(Data entries)
····················

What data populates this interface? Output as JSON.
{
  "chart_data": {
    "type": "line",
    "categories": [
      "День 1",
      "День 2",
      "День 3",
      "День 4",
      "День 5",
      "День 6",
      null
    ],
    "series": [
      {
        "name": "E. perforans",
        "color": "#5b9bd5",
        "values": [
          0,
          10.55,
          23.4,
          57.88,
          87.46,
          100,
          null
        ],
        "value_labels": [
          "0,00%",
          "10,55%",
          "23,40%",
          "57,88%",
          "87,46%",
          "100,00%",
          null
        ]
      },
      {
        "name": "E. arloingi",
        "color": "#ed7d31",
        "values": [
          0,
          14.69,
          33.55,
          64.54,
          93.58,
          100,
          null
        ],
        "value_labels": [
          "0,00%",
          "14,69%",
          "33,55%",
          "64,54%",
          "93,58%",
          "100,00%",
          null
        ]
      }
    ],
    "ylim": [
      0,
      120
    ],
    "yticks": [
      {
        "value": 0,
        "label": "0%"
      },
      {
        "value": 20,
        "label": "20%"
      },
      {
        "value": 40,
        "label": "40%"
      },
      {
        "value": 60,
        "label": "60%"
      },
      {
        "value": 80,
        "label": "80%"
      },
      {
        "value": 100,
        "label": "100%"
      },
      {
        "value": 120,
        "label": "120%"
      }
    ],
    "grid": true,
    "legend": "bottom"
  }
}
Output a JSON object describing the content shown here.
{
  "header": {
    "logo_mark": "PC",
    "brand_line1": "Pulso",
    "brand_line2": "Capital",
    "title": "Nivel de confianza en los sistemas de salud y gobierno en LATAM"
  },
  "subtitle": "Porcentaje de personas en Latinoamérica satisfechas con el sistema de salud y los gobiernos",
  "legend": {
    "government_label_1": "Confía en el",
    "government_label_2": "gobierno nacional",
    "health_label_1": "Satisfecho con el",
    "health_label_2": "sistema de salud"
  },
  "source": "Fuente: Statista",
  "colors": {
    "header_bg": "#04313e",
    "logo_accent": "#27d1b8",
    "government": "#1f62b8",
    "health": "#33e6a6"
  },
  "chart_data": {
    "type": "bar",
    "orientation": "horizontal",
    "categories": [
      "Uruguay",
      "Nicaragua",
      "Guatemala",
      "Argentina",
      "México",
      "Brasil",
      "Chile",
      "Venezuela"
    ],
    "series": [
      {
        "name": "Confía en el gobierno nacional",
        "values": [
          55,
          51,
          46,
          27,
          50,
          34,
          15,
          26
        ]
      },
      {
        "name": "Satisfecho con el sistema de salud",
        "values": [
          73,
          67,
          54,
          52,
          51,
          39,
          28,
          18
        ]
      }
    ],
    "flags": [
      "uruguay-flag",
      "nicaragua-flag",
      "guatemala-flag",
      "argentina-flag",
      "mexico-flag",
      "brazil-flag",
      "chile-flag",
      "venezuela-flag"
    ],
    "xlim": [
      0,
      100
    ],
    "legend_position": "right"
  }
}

····················

(SET TASK) Your task is to print all of the records exactly.

(WRITTEN ANSWER)
What data populates this interface? Output as JSON.
{
  "chart_data": {
    "type": "line",
    "categories": [
      "День 1",
      "День 2",
      "День 3",
      "День 4",
      "День 5",
      "День 6",
      null
    ],
    "series": [
      {
        "name": "E. perforans",
        "color": "#5b9bd5",
        "values": [
          0,
          10.55,
          23.4,
          57.88,
          87.46,
          100,
          null
        ],
        "value_labels": [
          "0,00%",
          "10,55%",
          "23,40%",
          "57,88%",
          "87,46%",
          "100,00%",
          null
        ]
      },
      {
        "name": "E. arloingi",
        "color": "#ed7d31",
        "values": [
          0,
          14.69,
          33.55,
          64.54,
          93.58,
          100,
          null
        ],
        "value_labels": [
          "0,00%",
          "14,69%",
          "33,55%",
          "64,54%",
          "93,58%",
          "100,00%",
          null
        ]
      }
    ],
    "ylim": [
      0,
      120
    ],
    "yticks": [
      {
        "value": 0,
        "label": "0%"
      },
      {
        "value": 20,
        "label": "20%"
      },
      {
        "value": 40,
        "label": "40%"
      },
      {
        "value": 60,
        "label": "60%"
      },
      {
        "value": 80,
        "label": "80%"
      },
      {
        "value": 100,
        "label": "100%"
      },
      {
        "value": 120,
        "label": "120%"
      }
    ],
    "grid": true,
    "legend": "bottom"
  }
}
Output a JSON object describing the content shown here.
{
  "header": {
    "logo_mark": "PC",
    "brand_line1": "Pulso",
    "brand_line2": "Capital",
    "title": "Nivel de confianza en los sistemas de salud y gobierno en LATAM"
  },
  "subtitle": "Porcentaje de personas en Latinoamérica satisfechas con el sistema de salud y los gobiernos",
  "legend": {
    "government_label_1": "Confía en el",
    "government_label_2": "gobierno nacional",
    "health_label_1": "Satisfecho con el",
    "health_label_2": "sistema de salud"
  },
  "source": "Fuente: Statista",
  "colors": {
    "header_bg": "#04313e",
    "logo_accent": "#27d1b8",
    "government": "#1f62b8",
    "health": "#33e6a6"
  },
  "chart_data": {
    "type": "bar",
    "orientation": "horizontal",
    "categories": [
      "Uruguay",
      "Nicaragua",
      "Guatemala",
      "Argentina",
      "México",
      "Brasil",
      "Chile",
      "Venezuela"
    ],
    "series": [
      {
        "name": "Confía en el gobierno nacional",
        "values": [
          55,
          51,
          46,
          27,
          50,
          34,
          15,
          26
        ]
      },
      {
        "name": "Satisfecho con el sistema de salud",
        "values": [
          73,
          67,
          54,
          52,
          51,
          39,
          28,
          18
        ]
      }
    ],
    "flags": [
      "uruguay-flag",
      "nicaragua-flag",
      "guatemala-flag",
      "argentina-flag",
      "mexico-flag",
      "brazil-flag",
      "chile-flag",
      "venezuela-flag"
    ],
    "xlim": [
      0,
      100
    ],
    "legend_position": "right"
  }
}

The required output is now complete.